#### Instructions to follow
The data below should be printed in full, exactly, and without any of its images.

========================================================================

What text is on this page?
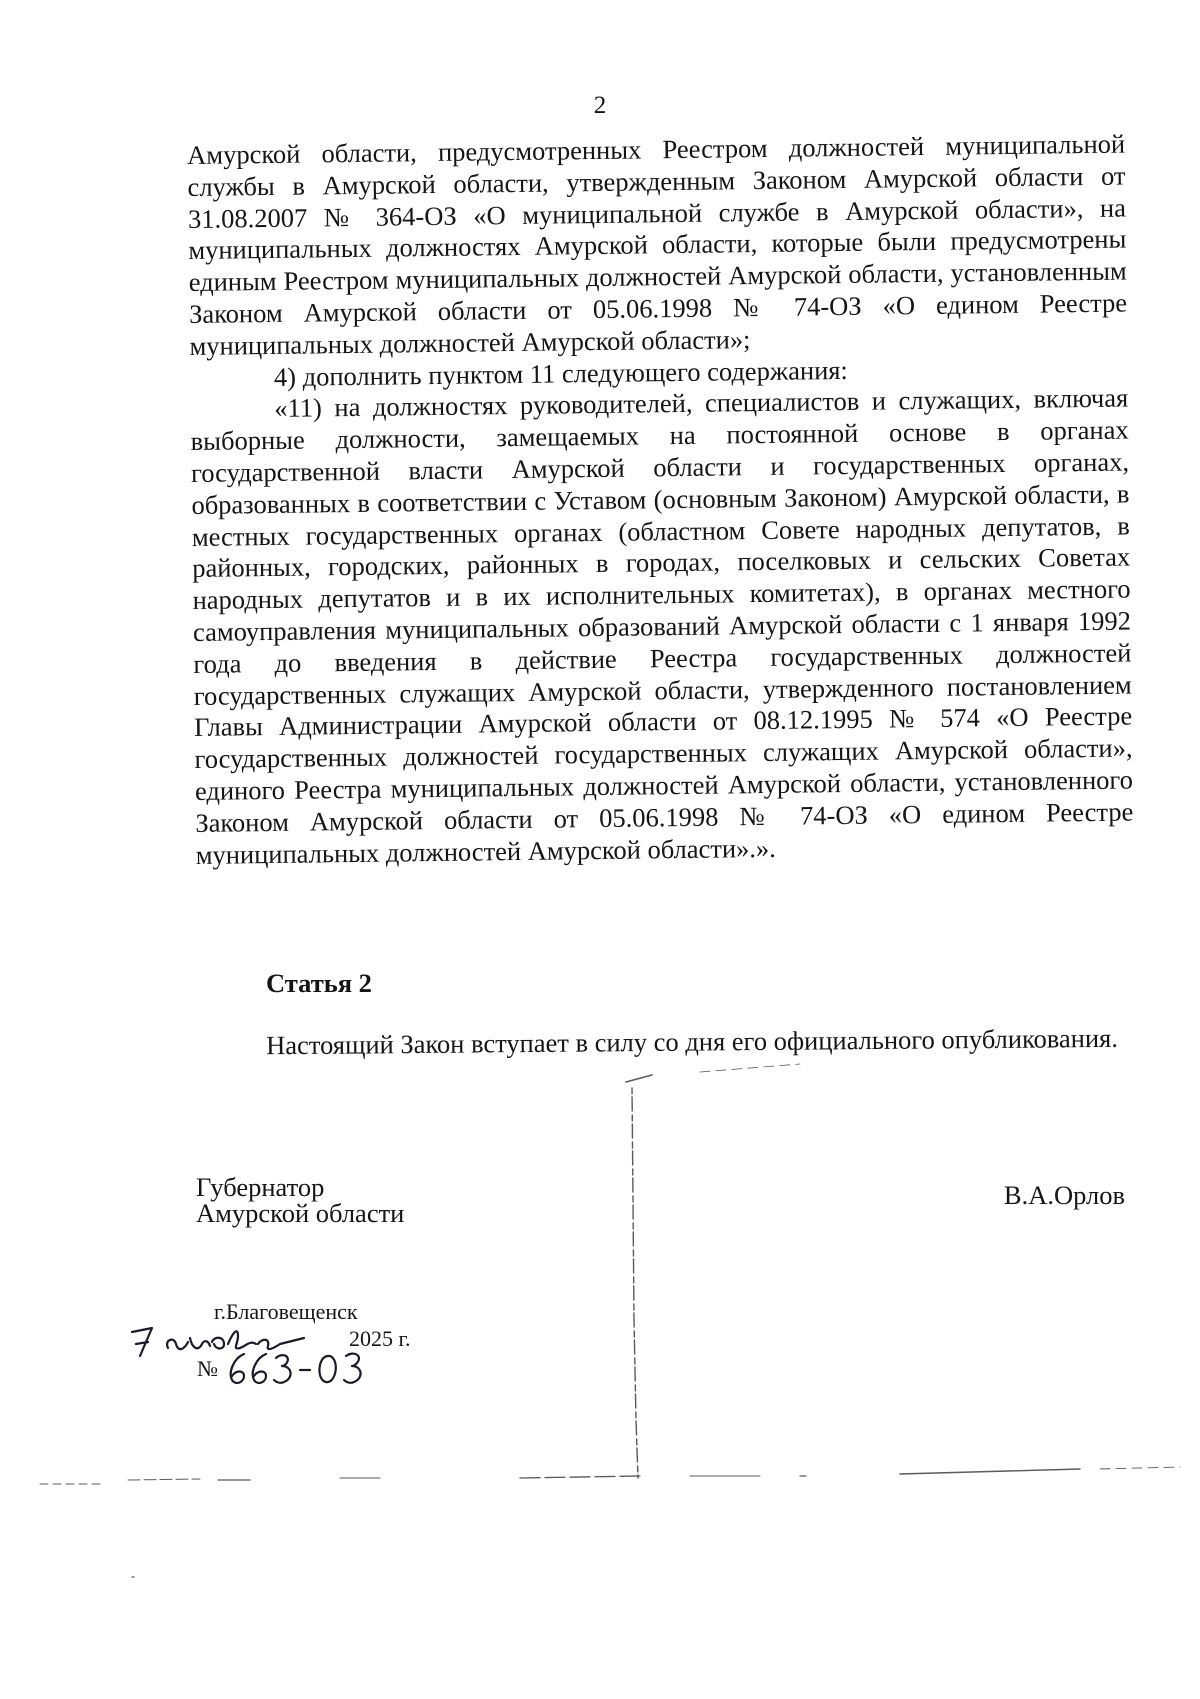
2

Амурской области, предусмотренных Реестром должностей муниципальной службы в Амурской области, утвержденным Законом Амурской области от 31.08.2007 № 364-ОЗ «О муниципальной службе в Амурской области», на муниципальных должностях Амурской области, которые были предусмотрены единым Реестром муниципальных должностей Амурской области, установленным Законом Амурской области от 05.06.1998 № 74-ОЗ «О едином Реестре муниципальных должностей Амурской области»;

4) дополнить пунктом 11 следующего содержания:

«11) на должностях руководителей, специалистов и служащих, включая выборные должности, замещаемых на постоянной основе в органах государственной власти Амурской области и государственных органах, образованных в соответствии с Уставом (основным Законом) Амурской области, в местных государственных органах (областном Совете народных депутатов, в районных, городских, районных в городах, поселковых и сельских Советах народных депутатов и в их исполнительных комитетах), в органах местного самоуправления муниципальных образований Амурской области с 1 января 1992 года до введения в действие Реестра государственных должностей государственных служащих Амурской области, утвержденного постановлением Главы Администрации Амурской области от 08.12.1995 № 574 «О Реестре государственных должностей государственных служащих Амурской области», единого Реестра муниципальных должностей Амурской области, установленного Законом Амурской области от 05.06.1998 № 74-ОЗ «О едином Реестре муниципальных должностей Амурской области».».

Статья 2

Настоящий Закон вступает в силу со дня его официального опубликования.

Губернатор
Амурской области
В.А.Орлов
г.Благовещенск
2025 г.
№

========================================================================

#### Solution to this exercise
What text is on this page?
2

Амурской области, предусмотренных Реестром должностей муниципальной службы в Амурской области, утвержденным Законом Амурской области от 31.08.2007 № 364-ОЗ «О муниципальной службе в Амурской области», на муниципальных должностях Амурской области, которые были предусмотрены единым Реестром муниципальных должностей Амурской области, установленным Законом Амурской области от 05.06.1998 № 74-ОЗ «О едином Реестре муниципальных должностей Амурской области»;

4) дополнить пунктом 11 следующего содержания:

«11) на должностях руководителей, специалистов и служащих, включая выборные должности, замещаемых на постоянной основе в органах государственной власти Амурской области и государственных органах, образованных в соответствии с Уставом (основным Законом) Амурской области, в местных государственных органах (областном Совете народных депутатов, в районных, городских, районных в городах, поселковых и сельских Советах народных депутатов и в их исполнительных комитетах), в органах местного самоуправления муниципальных образований Амурской области с 1 января 1992 года до введения в действие Реестра государственных должностей государственных служащих Амурской области, утвержденного постановлением Главы Администрации Амурской области от 08.12.1995 № 574 «О Реестре государственных должностей государственных служащих Амурской области», единого Реестра муниципальных должностей Амурской области, установленного Законом Амурской области от 05.06.1998 № 74-ОЗ «О едином Реестре муниципальных должностей Амурской области».».

Статья 2

Настоящий Закон вступает в силу со дня его официального опубликования.

Губернатор
Амурской области
В.А.Орлов
г.Благовещенск
2025 г.
№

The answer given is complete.